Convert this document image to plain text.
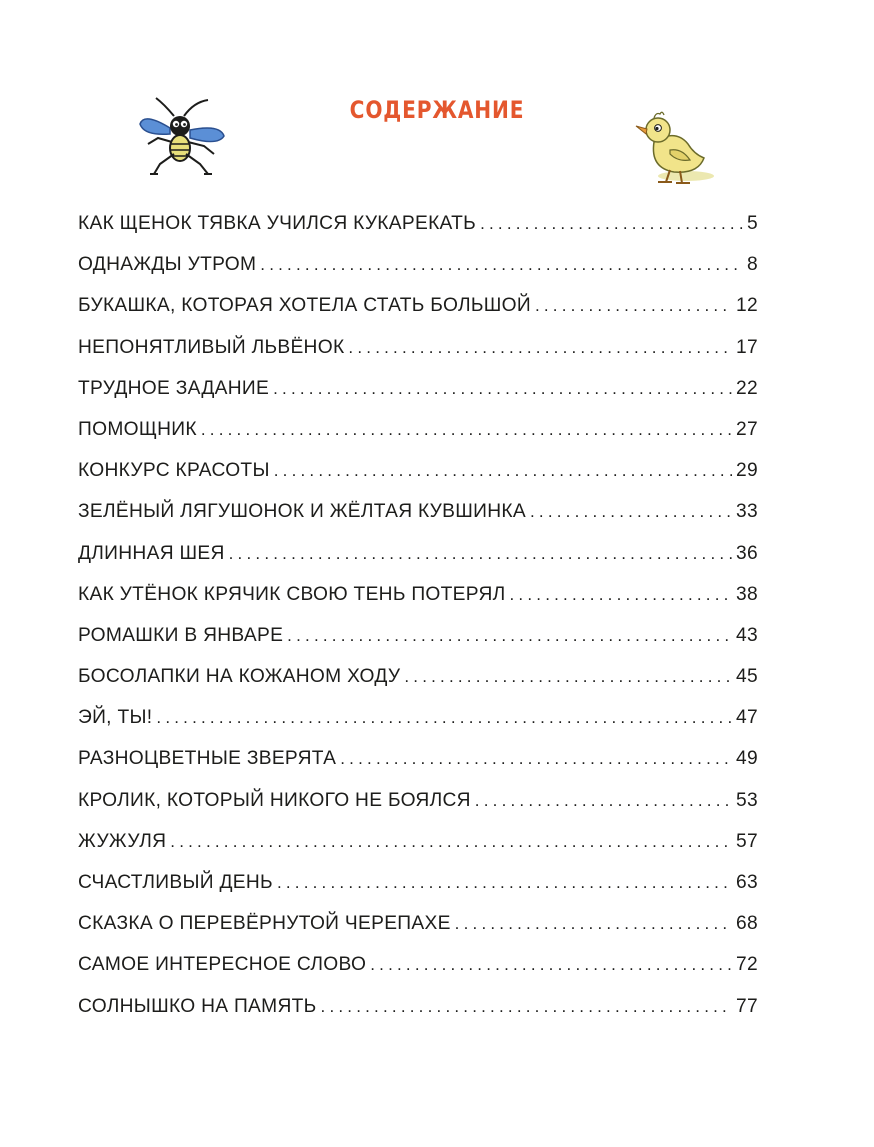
СОДЕРЖАНИЕ
КАК ЩЕНОК ТЯВКА УЧИЛСЯ КУКАРЕКАТЬ .....	5
ОДНАЖДЫ УТРОМ .....	8
БУКАШКА, КОТОРАЯ ХОТЕЛА СТАТЬ БОЛЬШОЙ .....	12
НЕПОНЯТЛИВЫЙ ЛЬВЁНОК .....	17
ТРУДНОЕ ЗАДАНИЕ .....	22
ПОМОЩНИК .....	27
КОНКУРС КРАСОТЫ .....	29
ЗЕЛЁНЫЙ ЛЯГУШОНОК И ЖЁЛТАЯ КУВШИНКА .....	33
ДЛИННАЯ ШЕЯ .....	36
КАК УТЁНОК КРЯЧИК СВОЮ ТЕНЬ ПОТЕРЯЛ .....	38
РОМАШКИ В ЯНВАРЕ .....	43
БОСОЛАПКИ НА КОЖАНОМ ХОДУ .....	45
ЭЙ, ТЫ! .....	47
РАЗНОЦВЕТНЫЕ ЗВЕРЯТА .....	49
КРОЛИК, КОТОРЫЙ НИКОГО НЕ БОЯЛСЯ .....	53
ЖУЖУЛЯ .....	57
СЧАСТЛИВЫЙ ДЕНЬ .....	63
СКАЗКА О ПЕРЕВЁРНУТОЙ ЧЕРЕПАХЕ .....	68
САМОЕ ИНТЕРЕСНОЕ СЛОВО .....	72
СОЛНЫШКО НА ПАМЯТЬ .....	77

+ + + + +

_Exercise description_
Omit the pictures and output all of the other material exactly.

_Solution_
Convert this document image to plain text.
СОДЕРЖАНИЕ
КАК ЩЕНОК ТЯВКА УЧИЛСЯ КУКАРЕКАТЬ .....	5
ОДНАЖДЫ УТРОМ .....	8
БУКАШКА, КОТОРАЯ ХОТЕЛА СТАТЬ БОЛЬШОЙ .....	12
НЕПОНЯТЛИВЫЙ ЛЬВЁНОК .....	17
ТРУДНОЕ ЗАДАНИЕ .....	22
ПОМОЩНИК .....	27
КОНКУРС КРАСОТЫ .....	29
ЗЕЛЁНЫЙ ЛЯГУШОНОК И ЖЁЛТАЯ КУВШИНКА .....	33
ДЛИННАЯ ШЕЯ .....	36
КАК УТЁНОК КРЯЧИК СВОЮ ТЕНЬ ПОТЕРЯЛ .....	38
РОМАШКИ В ЯНВАРЕ .....	43
БОСОЛАПКИ НА КОЖАНОМ ХОДУ .....	45
ЭЙ, ТЫ! .....	47
РАЗНОЦВЕТНЫЕ ЗВЕРЯТА .....	49
КРОЛИК, КОТОРЫЙ НИКОГО НЕ БОЯЛСЯ .....	53
ЖУЖУЛЯ .....	57
СЧАСТЛИВЫЙ ДЕНЬ .....	63
СКАЗКА О ПЕРЕВЁРНУТОЙ ЧЕРЕПАХЕ .....	68
САМОЕ ИНТЕРЕСНОЕ СЛОВО .....	72
СОЛНЫШКО НА ПАМЯТЬ .....	77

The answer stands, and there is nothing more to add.